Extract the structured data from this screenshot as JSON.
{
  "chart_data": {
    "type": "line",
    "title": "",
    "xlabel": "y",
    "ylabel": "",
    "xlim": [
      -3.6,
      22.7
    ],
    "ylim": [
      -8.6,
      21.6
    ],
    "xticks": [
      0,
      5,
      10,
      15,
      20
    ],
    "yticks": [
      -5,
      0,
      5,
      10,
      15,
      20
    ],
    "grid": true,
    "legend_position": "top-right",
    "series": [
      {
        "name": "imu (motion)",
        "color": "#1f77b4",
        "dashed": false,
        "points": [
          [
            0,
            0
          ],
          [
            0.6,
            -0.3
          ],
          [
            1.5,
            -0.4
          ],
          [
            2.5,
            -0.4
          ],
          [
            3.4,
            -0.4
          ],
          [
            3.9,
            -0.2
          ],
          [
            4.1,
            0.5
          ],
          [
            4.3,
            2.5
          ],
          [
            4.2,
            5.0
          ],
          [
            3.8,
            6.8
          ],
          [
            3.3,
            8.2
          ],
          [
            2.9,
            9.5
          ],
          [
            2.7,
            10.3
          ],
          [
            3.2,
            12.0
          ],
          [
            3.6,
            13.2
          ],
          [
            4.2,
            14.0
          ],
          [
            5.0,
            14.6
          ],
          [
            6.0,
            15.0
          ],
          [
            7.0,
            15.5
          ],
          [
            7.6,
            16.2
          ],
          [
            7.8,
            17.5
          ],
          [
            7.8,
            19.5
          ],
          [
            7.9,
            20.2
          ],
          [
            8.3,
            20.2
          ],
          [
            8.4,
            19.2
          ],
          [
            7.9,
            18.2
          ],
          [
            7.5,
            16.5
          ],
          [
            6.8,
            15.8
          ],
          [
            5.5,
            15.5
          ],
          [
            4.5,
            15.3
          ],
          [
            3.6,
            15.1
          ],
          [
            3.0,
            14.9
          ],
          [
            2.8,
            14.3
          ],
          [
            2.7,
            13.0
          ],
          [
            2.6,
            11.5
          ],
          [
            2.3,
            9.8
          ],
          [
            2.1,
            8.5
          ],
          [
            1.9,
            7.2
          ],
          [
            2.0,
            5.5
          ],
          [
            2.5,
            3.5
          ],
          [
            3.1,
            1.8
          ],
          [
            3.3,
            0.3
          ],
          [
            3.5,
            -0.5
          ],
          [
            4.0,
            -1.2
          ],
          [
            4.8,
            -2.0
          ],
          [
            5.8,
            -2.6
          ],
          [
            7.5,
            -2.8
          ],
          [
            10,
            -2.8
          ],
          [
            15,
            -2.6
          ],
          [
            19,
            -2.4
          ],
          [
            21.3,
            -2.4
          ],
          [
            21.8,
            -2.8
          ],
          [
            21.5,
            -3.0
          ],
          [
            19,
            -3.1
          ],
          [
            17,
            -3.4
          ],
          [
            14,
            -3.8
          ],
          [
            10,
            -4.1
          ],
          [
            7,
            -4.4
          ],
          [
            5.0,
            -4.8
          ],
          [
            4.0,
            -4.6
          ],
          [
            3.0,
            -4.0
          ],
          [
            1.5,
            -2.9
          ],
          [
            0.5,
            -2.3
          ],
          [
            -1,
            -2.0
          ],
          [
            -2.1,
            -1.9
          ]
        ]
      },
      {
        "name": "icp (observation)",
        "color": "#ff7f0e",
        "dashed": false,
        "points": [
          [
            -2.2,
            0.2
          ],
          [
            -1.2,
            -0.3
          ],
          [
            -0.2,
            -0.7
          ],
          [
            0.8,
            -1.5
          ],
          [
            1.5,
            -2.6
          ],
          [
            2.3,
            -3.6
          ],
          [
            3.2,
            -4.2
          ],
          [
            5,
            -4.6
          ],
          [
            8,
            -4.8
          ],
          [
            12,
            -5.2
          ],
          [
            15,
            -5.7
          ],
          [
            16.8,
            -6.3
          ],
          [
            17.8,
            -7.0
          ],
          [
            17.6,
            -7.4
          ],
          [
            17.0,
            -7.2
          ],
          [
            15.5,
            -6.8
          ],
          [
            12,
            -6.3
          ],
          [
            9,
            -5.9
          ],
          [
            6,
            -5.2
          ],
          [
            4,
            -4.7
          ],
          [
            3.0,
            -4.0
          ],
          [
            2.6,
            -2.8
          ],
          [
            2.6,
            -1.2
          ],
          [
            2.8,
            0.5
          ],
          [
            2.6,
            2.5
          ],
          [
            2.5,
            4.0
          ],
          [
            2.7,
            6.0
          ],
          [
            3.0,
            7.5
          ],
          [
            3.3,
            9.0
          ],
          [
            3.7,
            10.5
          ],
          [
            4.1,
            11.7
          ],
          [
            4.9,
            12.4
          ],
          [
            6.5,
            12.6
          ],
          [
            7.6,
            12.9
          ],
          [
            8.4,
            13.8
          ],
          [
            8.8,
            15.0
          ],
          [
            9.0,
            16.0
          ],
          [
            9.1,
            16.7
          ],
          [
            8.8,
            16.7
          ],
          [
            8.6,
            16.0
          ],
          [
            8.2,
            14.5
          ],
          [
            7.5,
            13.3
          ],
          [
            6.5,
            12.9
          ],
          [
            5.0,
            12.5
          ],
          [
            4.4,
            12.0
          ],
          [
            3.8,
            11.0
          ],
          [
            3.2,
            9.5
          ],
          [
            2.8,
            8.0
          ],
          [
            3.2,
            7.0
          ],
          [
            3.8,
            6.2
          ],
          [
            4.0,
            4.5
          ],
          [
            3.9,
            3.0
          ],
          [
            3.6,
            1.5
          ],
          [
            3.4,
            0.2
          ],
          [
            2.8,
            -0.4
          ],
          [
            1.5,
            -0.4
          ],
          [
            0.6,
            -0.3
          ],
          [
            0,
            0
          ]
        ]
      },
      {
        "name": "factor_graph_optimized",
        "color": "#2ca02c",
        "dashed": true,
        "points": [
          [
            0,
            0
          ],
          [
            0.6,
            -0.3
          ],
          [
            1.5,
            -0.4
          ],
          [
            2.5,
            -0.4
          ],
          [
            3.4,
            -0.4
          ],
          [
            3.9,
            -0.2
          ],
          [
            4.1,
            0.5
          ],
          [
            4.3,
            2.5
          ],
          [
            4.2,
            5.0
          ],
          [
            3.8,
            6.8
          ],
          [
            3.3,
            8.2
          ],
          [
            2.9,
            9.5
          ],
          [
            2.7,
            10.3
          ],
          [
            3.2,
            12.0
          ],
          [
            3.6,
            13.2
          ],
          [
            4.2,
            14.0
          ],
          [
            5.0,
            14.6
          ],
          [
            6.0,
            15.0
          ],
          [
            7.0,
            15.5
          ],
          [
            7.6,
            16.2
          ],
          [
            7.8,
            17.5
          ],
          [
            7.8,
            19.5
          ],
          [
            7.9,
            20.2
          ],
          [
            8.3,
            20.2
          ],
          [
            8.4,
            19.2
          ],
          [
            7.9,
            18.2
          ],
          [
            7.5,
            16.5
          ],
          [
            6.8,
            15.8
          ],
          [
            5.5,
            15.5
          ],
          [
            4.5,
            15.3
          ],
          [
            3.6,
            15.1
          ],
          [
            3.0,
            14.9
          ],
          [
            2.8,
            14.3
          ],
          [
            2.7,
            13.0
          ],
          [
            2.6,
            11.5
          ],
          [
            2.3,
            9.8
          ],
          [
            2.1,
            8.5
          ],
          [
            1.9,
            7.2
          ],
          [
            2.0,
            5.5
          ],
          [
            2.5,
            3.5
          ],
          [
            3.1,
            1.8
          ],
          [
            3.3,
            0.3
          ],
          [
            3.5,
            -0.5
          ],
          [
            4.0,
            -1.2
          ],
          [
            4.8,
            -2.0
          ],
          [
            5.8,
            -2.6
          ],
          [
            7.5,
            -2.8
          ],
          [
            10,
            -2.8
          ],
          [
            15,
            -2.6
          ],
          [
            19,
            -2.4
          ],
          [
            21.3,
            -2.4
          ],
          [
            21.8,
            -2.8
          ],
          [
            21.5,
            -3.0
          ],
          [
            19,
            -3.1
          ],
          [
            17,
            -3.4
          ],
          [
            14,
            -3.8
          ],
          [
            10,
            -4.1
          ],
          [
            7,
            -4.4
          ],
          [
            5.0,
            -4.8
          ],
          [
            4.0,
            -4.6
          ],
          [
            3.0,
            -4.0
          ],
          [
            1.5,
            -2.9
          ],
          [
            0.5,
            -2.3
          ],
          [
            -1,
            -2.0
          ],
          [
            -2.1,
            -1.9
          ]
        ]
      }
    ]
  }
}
=-=-=
TASK TO CARRY OUT: Copy out each line of the records where the string "color" appears.

SOLVED PROBLEM:
        "color": "#1f77b4",
        "color": "#ff7f0e",
        "color": "#2ca02c",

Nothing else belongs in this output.